YOUR OBJECTIVE
Return all lines from the listing below in which the string "acquisto" occurs.

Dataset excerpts
** start **
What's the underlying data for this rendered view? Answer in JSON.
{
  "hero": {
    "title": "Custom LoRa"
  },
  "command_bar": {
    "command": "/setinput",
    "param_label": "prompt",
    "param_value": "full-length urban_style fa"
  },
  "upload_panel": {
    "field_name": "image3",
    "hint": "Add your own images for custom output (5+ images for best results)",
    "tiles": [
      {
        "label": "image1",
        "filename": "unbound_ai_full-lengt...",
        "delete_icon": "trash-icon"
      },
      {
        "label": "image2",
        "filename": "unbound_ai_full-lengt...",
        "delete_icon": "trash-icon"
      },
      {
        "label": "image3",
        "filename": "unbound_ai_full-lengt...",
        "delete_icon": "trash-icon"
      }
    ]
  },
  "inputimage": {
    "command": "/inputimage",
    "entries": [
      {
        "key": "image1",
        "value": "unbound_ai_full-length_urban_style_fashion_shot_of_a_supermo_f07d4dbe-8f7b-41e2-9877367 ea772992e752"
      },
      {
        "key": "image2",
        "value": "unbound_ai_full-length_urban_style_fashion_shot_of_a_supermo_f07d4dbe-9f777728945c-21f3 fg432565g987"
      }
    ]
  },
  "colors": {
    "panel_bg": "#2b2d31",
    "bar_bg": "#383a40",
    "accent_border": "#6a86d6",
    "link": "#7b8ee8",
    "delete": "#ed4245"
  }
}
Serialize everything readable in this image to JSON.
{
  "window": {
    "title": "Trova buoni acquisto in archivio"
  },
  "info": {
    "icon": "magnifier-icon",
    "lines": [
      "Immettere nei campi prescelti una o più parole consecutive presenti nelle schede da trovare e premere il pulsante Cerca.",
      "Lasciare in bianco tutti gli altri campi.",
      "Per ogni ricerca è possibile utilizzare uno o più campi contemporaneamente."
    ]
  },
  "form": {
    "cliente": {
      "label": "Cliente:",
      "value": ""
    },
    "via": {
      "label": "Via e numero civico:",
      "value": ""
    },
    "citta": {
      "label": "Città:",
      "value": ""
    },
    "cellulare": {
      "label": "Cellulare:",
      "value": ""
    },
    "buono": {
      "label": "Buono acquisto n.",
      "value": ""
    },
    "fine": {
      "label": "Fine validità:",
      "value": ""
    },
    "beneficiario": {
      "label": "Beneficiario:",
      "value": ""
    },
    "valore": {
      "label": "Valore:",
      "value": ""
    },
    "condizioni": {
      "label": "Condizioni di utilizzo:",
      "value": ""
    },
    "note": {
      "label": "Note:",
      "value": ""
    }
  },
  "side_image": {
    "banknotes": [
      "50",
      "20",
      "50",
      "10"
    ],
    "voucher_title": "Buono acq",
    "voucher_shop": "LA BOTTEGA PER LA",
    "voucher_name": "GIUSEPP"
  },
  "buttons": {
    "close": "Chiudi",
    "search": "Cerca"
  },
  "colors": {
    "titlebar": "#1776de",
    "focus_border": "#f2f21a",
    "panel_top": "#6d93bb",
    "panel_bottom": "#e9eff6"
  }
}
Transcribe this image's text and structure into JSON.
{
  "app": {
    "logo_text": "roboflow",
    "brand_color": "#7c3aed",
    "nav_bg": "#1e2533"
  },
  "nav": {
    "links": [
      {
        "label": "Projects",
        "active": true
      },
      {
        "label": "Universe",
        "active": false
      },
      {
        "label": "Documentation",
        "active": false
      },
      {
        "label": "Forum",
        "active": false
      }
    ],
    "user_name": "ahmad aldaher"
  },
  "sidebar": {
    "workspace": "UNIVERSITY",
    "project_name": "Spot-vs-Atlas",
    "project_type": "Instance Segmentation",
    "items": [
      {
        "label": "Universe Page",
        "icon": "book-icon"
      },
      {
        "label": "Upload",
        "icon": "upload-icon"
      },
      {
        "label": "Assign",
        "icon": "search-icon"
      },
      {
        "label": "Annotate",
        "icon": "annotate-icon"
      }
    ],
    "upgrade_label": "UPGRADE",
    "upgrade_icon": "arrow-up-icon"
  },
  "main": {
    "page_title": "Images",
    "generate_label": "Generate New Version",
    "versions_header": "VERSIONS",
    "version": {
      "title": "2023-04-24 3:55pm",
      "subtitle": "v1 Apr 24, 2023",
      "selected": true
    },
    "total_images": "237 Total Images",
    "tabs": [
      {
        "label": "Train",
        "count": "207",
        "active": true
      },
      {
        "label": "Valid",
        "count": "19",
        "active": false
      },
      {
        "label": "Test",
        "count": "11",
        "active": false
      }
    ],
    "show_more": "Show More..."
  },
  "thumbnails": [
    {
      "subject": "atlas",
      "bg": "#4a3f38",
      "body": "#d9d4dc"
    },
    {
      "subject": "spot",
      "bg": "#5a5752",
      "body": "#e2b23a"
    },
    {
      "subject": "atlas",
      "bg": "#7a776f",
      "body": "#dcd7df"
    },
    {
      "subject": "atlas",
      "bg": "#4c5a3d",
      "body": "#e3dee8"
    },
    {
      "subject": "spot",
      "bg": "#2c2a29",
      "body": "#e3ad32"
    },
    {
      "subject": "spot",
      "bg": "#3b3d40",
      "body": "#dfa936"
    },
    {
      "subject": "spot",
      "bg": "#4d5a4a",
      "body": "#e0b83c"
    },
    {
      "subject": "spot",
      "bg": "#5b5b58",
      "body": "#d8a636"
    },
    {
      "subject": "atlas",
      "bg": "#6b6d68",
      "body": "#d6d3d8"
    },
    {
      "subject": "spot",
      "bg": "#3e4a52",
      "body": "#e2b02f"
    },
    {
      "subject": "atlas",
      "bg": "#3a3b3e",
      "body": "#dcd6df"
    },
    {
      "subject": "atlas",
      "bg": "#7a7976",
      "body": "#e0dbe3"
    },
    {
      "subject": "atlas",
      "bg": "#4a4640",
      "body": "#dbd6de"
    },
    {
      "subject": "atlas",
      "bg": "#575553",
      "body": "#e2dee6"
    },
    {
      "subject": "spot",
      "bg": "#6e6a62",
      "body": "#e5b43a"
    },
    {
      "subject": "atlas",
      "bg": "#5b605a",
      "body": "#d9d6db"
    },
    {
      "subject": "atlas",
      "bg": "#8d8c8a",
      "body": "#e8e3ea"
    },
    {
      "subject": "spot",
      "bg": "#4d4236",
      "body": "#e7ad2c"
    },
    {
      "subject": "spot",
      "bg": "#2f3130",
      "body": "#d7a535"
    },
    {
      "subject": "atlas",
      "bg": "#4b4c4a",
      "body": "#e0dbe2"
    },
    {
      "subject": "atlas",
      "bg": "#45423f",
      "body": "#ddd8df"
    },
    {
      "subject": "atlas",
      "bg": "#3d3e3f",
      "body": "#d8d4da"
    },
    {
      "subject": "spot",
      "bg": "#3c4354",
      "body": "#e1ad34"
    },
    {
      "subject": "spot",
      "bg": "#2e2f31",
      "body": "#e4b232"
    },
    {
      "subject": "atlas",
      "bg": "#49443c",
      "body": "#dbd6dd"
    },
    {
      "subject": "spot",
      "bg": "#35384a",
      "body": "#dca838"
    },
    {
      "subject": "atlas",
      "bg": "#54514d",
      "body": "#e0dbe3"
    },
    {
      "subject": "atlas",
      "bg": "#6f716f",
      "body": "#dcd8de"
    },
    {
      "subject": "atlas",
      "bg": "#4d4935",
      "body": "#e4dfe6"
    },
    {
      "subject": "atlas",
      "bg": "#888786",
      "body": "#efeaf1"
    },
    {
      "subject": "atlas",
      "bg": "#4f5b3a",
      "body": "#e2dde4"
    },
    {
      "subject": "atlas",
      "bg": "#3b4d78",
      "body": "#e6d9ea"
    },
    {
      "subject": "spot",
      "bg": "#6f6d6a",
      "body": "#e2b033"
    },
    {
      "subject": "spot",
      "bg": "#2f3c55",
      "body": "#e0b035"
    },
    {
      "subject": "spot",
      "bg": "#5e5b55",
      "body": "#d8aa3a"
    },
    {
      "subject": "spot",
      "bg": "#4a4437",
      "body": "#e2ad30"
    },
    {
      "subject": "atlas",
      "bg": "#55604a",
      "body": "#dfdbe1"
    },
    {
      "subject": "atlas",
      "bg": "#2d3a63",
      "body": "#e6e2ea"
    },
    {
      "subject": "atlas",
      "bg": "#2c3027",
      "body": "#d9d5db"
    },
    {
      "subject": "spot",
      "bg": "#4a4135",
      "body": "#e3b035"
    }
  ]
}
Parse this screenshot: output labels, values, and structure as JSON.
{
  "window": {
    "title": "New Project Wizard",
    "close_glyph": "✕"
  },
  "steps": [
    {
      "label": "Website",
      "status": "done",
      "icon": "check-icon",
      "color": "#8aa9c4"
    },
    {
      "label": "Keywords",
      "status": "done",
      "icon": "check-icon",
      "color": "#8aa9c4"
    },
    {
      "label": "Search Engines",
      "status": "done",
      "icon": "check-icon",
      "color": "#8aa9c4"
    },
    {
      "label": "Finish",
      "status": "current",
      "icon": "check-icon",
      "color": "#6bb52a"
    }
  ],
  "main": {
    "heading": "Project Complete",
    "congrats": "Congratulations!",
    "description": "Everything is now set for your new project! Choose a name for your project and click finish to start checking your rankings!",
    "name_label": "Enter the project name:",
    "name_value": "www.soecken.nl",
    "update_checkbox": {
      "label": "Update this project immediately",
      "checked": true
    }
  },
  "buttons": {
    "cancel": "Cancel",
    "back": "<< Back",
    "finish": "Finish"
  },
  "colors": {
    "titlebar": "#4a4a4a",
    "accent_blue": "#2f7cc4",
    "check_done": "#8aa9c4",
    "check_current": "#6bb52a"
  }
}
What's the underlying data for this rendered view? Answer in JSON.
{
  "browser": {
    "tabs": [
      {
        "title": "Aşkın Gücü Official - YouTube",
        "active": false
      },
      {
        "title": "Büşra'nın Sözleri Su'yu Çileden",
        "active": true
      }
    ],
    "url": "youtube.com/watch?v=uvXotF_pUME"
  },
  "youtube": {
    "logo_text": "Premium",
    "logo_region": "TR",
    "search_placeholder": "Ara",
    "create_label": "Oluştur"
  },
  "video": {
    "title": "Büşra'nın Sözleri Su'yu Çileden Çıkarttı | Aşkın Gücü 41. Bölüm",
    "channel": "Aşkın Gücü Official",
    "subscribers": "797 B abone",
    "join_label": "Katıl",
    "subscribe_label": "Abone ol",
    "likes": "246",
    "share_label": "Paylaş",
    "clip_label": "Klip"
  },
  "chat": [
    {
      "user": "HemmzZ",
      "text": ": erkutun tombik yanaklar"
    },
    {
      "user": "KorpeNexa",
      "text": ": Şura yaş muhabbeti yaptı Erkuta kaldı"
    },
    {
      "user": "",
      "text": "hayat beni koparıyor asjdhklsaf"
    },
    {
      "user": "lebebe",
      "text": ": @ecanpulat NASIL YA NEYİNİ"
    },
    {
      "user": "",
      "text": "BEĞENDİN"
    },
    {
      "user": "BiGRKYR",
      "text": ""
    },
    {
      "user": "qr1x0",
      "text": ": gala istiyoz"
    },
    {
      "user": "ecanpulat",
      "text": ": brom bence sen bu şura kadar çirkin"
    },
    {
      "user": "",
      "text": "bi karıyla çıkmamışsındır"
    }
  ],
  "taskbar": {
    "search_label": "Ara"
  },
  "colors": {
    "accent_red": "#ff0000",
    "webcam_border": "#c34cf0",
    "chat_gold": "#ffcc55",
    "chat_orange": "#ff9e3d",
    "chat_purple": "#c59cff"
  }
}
** end **
SOLUTION TO THE EXERCISE
    "title": "Trova buoni acquisto in archivio"
      "label": "Buono acquisto n.",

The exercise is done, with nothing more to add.